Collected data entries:
****************
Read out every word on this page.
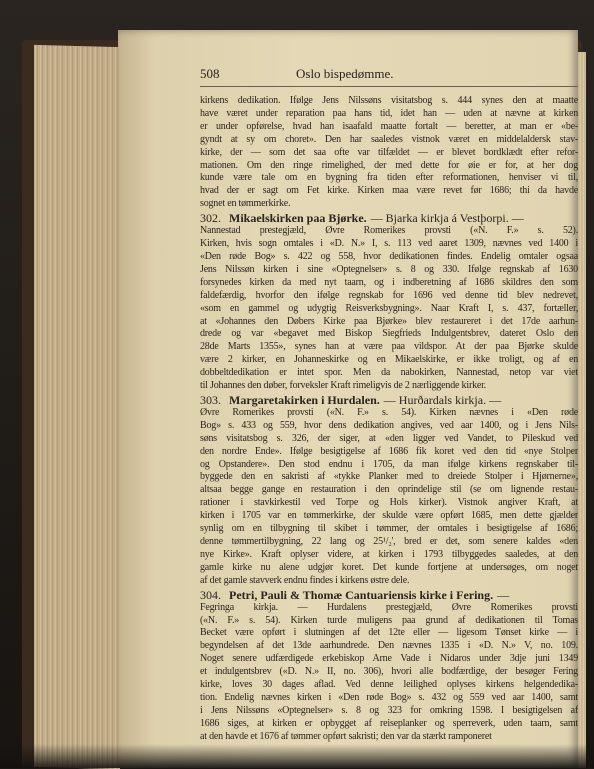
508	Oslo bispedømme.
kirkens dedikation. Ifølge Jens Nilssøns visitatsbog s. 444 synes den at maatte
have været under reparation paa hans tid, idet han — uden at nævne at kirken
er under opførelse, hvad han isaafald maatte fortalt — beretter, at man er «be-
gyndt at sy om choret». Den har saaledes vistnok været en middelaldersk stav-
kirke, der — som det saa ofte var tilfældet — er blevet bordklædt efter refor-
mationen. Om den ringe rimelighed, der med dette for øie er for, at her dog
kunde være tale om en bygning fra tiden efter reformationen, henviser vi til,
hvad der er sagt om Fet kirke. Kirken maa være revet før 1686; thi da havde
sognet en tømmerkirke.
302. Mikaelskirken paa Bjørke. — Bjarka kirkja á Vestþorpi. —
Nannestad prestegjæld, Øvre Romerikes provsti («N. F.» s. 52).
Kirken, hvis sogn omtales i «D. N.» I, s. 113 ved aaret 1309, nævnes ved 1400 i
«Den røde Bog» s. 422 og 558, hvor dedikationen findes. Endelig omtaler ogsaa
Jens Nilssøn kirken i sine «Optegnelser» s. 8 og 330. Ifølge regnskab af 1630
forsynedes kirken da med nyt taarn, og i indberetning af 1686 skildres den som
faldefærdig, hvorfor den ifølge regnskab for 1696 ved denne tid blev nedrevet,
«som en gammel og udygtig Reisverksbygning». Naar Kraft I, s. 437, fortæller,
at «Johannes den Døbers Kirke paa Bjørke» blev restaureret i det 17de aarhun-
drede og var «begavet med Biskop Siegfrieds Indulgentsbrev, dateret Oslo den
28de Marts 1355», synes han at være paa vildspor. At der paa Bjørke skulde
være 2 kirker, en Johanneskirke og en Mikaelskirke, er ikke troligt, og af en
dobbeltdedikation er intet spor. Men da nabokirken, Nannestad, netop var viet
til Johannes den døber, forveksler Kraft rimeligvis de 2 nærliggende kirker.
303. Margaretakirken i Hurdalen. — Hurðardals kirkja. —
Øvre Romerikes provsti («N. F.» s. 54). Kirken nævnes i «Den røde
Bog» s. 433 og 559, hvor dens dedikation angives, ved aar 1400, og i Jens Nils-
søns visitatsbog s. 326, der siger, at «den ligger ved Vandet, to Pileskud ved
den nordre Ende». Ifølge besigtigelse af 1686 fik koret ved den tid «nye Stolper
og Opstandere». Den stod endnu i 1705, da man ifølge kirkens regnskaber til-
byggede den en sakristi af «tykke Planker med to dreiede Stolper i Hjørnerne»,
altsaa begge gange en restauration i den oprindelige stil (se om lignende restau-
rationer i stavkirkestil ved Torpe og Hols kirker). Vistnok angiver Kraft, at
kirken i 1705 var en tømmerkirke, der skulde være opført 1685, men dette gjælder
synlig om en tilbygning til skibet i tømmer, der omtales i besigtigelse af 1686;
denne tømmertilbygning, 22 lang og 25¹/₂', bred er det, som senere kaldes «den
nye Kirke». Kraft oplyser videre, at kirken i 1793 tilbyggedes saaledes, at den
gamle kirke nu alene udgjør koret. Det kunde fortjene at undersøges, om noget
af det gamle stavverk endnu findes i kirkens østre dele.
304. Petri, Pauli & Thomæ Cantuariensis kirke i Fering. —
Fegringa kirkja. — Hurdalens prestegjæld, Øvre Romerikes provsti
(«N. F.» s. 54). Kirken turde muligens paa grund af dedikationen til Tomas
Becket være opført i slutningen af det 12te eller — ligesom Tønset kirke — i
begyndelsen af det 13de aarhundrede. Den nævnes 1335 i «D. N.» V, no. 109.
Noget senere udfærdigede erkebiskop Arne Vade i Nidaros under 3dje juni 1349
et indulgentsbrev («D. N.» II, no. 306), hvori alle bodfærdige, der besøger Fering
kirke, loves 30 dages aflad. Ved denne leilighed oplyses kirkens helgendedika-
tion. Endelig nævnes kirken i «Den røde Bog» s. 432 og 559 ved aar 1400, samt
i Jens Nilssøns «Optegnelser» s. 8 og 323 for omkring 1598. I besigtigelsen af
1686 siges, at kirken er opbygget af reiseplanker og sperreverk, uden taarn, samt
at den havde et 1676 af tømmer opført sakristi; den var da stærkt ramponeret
****************
**PROBLEM DETAILS:** Output every entry verbatim. Pictures do not belong in the copy.

**SOLVED PROBLEM:**
Read out every word on this page.
508	Oslo bispedømme.
kirkens dedikation. Ifølge Jens Nilssøns visitatsbog s. 444 synes den at maatte
have været under reparation paa hans tid, idet han — uden at nævne at kirken
er under opførelse, hvad han isaafald maatte fortalt — beretter, at man er «be-
gyndt at sy om choret». Den har saaledes vistnok været en middelaldersk stav-
kirke, der — som det saa ofte var tilfældet — er blevet bordklædt efter refor-
mationen. Om den ringe rimelighed, der med dette for øie er for, at her dog
kunde være tale om en bygning fra tiden efter reformationen, henviser vi til,
hvad der er sagt om Fet kirke. Kirken maa være revet før 1686; thi da havde
sognet en tømmerkirke.
302. Mikaelskirken paa Bjørke. — Bjarka kirkja á Vestþorpi. —
Nannestad prestegjæld, Øvre Romerikes provsti («N. F.» s. 52).
Kirken, hvis sogn omtales i «D. N.» I, s. 113 ved aaret 1309, nævnes ved 1400 i
«Den røde Bog» s. 422 og 558, hvor dedikationen findes. Endelig omtaler ogsaa
Jens Nilssøn kirken i sine «Optegnelser» s. 8 og 330. Ifølge regnskab af 1630
forsynedes kirken da med nyt taarn, og i indberetning af 1686 skildres den som
faldefærdig, hvorfor den ifølge regnskab for 1696 ved denne tid blev nedrevet,
«som en gammel og udygtig Reisverksbygning». Naar Kraft I, s. 437, fortæller,
at «Johannes den Døbers Kirke paa Bjørke» blev restaureret i det 17de aarhun-
drede og var «begavet med Biskop Siegfrieds Indulgentsbrev, dateret Oslo den
28de Marts 1355», synes han at være paa vildspor. At der paa Bjørke skulde
være 2 kirker, en Johanneskirke og en Mikaelskirke, er ikke troligt, og af en
dobbeltdedikation er intet spor. Men da nabokirken, Nannestad, netop var viet
til Johannes den døber, forveksler Kraft rimeligvis de 2 nærliggende kirker.
303. Margaretakirken i Hurdalen. — Hurðardals kirkja. —
Øvre Romerikes provsti («N. F.» s. 54). Kirken nævnes i «Den røde
Bog» s. 433 og 559, hvor dens dedikation angives, ved aar 1400, og i Jens Nils-
søns visitatsbog s. 326, der siger, at «den ligger ved Vandet, to Pileskud ved
den nordre Ende». Ifølge besigtigelse af 1686 fik koret ved den tid «nye Stolper
og Opstandere». Den stod endnu i 1705, da man ifølge kirkens regnskaber til-
byggede den en sakristi af «tykke Planker med to dreiede Stolper i Hjørnerne»,
altsaa begge gange en restauration i den oprindelige stil (se om lignende restau-
rationer i stavkirkestil ved Torpe og Hols kirker). Vistnok angiver Kraft, at
kirken i 1705 var en tømmerkirke, der skulde være opført 1685, men dette gjælder
synlig om en tilbygning til skibet i tømmer, der omtales i besigtigelse af 1686;
denne tømmertilbygning, 22 lang og 25¹/₂', bred er det, som senere kaldes «den
nye Kirke». Kraft oplyser videre, at kirken i 1793 tilbyggedes saaledes, at den
gamle kirke nu alene udgjør koret. Det kunde fortjene at undersøges, om noget
af det gamle stavverk endnu findes i kirkens østre dele.
304. Petri, Pauli & Thomæ Cantuariensis kirke i Fering. —
Fegringa kirkja. — Hurdalens prestegjæld, Øvre Romerikes provsti
(«N. F.» s. 54). Kirken turde muligens paa grund af dedikationen til Tomas
Becket være opført i slutningen af det 12te eller — ligesom Tønset kirke — i
begyndelsen af det 13de aarhundrede. Den nævnes 1335 i «D. N.» V, no. 109.
Noget senere udfærdigede erkebiskop Arne Vade i Nidaros under 3dje juni 1349
et indulgentsbrev («D. N.» II, no. 306), hvori alle bodfærdige, der besøger Fering
kirke, loves 30 dages aflad. Ved denne leilighed oplyses kirkens helgendedika-
tion. Endelig nævnes kirken i «Den røde Bog» s. 432 og 559 ved aar 1400, samt
i Jens Nilssøns «Optegnelser» s. 8 og 323 for omkring 1598. I besigtigelsen af
1686 siges, at kirken er opbygget af reiseplanker og sperreverk, uden taarn, samt
at den havde et 1676 af tømmer opført sakristi; den var da stærkt ramponeret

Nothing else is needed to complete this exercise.